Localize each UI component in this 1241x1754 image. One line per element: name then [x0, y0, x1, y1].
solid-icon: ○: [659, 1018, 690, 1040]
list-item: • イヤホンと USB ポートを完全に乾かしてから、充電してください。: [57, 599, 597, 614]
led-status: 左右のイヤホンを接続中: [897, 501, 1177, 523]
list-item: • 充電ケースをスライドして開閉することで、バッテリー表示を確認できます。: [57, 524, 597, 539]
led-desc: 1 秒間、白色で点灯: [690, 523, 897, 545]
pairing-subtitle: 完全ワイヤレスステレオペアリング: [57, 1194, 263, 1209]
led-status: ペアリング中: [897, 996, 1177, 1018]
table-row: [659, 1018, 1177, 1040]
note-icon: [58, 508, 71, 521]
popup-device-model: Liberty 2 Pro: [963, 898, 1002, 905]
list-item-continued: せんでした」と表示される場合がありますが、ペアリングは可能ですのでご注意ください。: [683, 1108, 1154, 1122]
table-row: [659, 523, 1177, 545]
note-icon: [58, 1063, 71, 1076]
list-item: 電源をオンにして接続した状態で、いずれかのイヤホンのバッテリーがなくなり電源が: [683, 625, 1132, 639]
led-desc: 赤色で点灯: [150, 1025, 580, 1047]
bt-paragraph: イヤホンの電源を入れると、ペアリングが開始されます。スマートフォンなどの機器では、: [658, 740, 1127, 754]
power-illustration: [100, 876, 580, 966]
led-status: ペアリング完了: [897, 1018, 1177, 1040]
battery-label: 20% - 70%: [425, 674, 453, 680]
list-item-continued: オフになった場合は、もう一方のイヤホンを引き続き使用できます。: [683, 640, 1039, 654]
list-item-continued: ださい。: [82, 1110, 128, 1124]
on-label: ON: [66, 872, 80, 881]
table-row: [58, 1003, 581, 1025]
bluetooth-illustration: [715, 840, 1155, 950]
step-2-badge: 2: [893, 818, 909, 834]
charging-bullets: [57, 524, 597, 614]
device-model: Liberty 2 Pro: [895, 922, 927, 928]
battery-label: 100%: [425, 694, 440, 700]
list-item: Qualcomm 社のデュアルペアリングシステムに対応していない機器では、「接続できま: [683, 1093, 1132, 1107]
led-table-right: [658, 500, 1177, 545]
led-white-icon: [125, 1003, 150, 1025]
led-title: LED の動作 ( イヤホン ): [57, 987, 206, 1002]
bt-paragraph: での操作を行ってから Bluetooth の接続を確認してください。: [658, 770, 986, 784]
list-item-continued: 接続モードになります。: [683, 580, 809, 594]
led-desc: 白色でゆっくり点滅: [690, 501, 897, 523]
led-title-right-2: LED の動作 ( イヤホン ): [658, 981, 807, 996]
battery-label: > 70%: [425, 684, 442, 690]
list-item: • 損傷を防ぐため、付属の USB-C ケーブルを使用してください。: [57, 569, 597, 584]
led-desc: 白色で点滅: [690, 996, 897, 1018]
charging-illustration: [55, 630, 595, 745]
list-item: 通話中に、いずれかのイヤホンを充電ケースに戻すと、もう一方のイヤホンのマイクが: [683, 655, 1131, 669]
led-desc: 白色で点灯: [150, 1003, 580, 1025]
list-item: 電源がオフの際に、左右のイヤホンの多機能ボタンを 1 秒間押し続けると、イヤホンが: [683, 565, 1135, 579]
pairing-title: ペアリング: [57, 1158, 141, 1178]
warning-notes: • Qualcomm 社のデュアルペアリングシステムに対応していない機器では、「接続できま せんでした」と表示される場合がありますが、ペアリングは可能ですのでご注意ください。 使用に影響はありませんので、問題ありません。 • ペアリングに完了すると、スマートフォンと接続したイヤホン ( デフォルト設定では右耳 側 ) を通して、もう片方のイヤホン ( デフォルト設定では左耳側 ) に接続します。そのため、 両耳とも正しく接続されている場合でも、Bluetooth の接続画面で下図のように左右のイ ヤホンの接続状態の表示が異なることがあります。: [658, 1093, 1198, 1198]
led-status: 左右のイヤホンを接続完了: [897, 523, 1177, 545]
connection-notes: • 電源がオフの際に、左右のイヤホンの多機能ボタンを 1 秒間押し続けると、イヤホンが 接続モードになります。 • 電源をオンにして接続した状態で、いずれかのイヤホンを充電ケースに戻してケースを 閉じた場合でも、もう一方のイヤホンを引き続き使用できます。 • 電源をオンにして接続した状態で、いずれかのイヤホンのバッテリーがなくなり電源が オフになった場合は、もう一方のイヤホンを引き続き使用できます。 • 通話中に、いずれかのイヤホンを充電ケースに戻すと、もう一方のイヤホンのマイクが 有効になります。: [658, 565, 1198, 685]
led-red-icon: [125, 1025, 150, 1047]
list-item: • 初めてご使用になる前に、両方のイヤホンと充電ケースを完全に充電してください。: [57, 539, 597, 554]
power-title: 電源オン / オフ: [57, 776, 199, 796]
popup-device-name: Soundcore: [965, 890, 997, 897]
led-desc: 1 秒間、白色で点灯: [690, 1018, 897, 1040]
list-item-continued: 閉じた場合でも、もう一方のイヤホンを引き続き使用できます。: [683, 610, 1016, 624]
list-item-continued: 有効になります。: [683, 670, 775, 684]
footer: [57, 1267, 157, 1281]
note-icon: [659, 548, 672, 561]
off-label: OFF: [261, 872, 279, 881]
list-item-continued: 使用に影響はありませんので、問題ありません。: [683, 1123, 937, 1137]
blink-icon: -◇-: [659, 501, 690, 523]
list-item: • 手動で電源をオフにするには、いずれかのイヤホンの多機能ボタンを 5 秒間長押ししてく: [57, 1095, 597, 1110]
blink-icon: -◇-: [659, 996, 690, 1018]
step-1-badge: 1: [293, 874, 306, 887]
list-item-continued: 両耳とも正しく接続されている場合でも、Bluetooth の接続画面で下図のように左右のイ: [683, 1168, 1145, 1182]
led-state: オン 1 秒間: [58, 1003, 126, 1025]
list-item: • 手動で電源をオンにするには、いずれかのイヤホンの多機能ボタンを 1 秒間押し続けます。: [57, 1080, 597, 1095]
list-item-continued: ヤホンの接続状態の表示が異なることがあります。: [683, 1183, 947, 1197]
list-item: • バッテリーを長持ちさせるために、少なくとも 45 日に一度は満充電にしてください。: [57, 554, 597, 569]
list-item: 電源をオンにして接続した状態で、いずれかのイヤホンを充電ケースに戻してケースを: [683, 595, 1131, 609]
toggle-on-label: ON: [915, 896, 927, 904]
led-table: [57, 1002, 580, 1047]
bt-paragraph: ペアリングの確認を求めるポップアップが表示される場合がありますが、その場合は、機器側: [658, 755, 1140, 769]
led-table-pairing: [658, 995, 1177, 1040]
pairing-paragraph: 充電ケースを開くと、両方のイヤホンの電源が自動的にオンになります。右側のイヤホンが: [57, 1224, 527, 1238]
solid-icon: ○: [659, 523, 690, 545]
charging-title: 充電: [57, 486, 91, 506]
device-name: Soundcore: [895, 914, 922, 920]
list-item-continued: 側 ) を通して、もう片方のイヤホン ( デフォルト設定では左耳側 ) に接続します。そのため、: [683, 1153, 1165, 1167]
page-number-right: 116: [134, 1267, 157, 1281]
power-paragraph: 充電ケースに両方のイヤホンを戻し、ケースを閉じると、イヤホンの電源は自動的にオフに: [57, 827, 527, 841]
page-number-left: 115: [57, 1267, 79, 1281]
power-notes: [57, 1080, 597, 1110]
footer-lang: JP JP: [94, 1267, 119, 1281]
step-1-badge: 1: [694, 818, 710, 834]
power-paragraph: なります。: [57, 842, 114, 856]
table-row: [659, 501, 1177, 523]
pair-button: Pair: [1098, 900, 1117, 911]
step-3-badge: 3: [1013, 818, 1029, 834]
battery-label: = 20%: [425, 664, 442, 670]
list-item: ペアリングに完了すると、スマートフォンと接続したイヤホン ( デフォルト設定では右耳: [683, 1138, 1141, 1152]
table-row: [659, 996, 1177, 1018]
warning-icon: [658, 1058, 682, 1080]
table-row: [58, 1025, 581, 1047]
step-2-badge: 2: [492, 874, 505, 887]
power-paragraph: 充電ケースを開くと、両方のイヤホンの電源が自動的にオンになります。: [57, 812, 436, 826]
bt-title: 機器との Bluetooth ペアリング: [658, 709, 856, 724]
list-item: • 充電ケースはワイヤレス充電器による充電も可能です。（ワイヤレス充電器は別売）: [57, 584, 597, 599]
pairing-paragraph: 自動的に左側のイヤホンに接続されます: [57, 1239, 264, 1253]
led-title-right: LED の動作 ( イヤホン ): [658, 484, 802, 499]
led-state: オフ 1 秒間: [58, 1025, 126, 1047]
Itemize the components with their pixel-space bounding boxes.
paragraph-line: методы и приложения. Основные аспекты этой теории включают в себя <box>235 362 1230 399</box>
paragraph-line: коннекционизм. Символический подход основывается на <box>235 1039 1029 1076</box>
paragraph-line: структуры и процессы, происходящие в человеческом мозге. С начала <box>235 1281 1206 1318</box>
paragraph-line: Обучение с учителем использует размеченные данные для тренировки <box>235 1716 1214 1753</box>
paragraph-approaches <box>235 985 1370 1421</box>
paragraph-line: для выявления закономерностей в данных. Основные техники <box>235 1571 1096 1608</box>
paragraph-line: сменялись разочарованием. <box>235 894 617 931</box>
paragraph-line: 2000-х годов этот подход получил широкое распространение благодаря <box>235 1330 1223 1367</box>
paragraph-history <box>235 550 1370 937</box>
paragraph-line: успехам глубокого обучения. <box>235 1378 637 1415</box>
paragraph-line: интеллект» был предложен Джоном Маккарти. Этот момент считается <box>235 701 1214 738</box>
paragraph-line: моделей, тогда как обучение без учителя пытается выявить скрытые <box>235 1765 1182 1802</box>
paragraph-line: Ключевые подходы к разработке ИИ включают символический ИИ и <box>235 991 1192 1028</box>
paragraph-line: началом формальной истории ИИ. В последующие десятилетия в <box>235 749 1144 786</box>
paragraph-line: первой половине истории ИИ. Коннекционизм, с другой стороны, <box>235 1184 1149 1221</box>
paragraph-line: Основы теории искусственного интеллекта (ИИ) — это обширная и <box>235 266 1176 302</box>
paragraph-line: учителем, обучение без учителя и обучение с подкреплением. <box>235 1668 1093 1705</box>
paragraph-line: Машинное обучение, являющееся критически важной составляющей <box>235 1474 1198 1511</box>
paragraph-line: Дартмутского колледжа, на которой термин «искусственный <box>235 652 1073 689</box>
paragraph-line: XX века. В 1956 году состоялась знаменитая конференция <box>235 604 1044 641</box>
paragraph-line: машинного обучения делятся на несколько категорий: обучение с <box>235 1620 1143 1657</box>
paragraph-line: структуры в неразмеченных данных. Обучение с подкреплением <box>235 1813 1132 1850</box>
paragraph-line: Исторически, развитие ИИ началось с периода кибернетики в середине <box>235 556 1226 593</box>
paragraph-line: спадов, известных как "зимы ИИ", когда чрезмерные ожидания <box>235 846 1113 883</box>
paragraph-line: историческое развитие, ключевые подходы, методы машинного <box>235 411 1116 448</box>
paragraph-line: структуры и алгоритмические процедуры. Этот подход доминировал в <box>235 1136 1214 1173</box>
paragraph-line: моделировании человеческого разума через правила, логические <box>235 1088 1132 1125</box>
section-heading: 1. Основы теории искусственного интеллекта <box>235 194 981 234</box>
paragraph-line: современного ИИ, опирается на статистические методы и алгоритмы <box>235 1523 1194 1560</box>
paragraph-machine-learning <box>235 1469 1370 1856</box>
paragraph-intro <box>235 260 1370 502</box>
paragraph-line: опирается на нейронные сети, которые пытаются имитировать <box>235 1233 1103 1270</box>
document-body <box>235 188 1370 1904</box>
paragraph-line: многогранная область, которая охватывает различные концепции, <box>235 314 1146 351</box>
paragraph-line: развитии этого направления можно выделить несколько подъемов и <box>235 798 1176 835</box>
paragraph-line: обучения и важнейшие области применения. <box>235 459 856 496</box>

————————

Copy the data from its very beginning through the line containing "table-row: [659, 523, 1177, 545]", including both of those lines, and reproduce that stretch unchanged.

* Solution to this exercise:
Localize each UI component in this 1241x1754 image. One line per element: name then [x0, y0, x1, y1].
solid-icon: ○: [659, 1018, 690, 1040]
list-item: • イヤホンと USB ポートを完全に乾かしてから、充電してください。: [57, 599, 597, 614]
led-status: 左右のイヤホンを接続中: [897, 501, 1177, 523]
list-item: • 充電ケースをスライドして開閉することで、バッテリー表示を確認できます。: [57, 524, 597, 539]
led-desc: 1 秒間、白色で点灯: [690, 523, 897, 545]
pairing-subtitle: 完全ワイヤレスステレオペアリング: [57, 1194, 263, 1209]
led-status: ペアリング中: [897, 996, 1177, 1018]
table-row: [659, 1018, 1177, 1040]
note-icon: [58, 508, 71, 521]
popup-device-model: Liberty 2 Pro: [963, 898, 1002, 905]
list-item-continued: せんでした」と表示される場合がありますが、ペアリングは可能ですのでご注意ください。: [683, 1108, 1154, 1122]
table-row: [659, 523, 1177, 545]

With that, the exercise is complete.